(Figure dataset records)

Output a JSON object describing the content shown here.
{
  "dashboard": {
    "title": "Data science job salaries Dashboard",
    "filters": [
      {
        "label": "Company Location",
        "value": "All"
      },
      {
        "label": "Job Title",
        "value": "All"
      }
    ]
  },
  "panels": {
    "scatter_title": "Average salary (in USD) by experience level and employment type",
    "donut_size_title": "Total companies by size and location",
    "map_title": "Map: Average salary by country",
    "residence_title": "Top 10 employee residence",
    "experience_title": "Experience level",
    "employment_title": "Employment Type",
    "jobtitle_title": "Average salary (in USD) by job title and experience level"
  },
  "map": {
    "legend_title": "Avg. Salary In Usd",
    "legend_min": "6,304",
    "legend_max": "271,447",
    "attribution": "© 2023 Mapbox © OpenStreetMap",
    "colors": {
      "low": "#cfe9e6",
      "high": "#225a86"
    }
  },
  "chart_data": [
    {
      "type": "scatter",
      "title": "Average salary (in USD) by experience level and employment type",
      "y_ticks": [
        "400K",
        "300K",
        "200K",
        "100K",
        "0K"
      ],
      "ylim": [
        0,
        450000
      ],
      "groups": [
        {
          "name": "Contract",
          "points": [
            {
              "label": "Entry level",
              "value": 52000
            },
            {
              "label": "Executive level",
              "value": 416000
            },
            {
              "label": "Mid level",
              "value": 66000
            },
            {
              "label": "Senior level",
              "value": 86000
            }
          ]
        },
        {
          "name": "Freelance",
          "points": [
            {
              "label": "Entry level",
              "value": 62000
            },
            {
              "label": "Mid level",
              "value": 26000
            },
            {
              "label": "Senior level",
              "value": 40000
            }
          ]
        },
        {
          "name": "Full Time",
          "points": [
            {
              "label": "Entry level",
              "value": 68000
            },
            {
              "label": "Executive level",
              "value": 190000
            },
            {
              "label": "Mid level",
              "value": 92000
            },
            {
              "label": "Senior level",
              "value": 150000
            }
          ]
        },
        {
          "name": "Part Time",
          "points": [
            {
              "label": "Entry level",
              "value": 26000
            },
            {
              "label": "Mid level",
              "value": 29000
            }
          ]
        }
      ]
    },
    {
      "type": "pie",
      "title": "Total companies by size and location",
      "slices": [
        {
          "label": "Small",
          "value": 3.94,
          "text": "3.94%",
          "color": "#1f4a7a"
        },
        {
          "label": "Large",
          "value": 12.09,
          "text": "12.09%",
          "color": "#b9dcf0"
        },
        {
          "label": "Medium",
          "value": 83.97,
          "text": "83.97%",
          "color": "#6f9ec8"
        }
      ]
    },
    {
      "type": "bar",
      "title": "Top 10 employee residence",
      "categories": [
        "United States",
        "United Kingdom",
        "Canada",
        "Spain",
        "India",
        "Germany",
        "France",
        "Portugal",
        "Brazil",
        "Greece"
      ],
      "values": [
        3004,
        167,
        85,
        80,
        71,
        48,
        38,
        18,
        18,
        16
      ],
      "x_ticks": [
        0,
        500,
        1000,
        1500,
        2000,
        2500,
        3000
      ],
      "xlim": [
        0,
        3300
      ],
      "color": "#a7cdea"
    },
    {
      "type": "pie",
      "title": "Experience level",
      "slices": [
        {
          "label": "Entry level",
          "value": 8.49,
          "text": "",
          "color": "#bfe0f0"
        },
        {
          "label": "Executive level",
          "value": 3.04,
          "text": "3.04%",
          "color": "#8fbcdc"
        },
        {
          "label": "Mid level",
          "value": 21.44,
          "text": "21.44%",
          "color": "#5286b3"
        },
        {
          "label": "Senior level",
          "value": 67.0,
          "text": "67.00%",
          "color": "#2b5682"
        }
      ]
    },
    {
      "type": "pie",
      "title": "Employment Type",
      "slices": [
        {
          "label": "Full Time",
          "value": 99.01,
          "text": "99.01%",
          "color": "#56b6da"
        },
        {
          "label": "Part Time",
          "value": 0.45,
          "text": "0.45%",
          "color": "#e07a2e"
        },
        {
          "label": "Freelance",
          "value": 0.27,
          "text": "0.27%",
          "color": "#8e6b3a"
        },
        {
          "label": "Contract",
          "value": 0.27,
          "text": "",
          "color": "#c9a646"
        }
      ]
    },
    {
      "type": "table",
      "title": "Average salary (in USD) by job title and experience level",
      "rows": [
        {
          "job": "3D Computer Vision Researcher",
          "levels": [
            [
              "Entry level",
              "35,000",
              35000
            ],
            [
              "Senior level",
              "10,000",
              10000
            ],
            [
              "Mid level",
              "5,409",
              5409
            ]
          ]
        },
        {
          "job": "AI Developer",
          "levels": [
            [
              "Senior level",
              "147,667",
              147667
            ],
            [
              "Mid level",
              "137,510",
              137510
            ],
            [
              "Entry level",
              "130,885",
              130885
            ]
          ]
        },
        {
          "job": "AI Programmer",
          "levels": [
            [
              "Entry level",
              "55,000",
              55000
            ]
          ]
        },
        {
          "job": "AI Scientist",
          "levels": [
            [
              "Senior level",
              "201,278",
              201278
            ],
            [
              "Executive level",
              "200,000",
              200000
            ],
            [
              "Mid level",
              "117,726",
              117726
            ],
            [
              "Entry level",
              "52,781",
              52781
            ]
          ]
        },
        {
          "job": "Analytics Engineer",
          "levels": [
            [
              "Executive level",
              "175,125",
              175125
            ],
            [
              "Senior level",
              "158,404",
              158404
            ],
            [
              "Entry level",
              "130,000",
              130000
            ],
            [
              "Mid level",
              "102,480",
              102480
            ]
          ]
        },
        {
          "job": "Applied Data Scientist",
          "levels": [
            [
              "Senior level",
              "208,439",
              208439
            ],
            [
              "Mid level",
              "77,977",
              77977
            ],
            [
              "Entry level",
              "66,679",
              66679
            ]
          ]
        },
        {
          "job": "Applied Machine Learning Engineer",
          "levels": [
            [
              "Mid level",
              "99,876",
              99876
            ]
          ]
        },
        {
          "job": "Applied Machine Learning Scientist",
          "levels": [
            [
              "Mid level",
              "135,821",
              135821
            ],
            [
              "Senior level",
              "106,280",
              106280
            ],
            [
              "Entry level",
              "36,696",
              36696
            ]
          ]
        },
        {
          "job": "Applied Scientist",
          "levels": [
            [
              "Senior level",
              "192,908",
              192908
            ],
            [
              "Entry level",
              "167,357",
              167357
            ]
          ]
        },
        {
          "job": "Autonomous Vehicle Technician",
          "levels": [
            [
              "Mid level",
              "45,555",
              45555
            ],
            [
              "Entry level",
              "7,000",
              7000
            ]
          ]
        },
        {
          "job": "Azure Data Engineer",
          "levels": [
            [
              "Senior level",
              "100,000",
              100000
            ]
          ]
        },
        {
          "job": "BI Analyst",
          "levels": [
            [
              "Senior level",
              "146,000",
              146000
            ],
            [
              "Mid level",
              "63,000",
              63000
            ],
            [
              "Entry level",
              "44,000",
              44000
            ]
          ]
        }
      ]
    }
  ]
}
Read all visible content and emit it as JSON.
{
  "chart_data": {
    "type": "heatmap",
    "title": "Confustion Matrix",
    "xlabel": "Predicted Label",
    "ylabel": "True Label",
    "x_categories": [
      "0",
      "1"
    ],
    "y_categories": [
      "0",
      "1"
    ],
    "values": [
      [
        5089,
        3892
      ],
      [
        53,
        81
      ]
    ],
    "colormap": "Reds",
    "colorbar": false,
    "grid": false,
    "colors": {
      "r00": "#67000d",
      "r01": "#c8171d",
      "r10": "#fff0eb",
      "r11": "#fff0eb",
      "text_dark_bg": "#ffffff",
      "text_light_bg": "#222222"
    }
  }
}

- _THE PROBLEM_
Reproduce, word for word, only the lines from the one that contains "Read all visible content and emit it as JSON." through the final line.

- _OUTPUT OF THE TASK_
Read all visible content and emit it as JSON.
{
  "chart_data": {
    "type": "heatmap",
    "title": "Confustion Matrix",
    "xlabel": "Predicted Label",
    "ylabel": "True Label",
    "x_categories": [
      "0",
      "1"
    ],
    "y_categories": [
      "0",
      "1"
    ],
    "values": [
      [
        5089,
        3892
      ],
      [
        53,
        81
      ]
    ],
    "colormap": "Reds",
    "colorbar": false,
    "grid": false,
    "colors": {
      "r00": "#67000d",
      "r01": "#c8171d",
      "r10": "#fff0eb",
      "r11": "#fff0eb",
      "text_dark_bg": "#ffffff",
      "text_light_bg": "#222222"
    }
  }
}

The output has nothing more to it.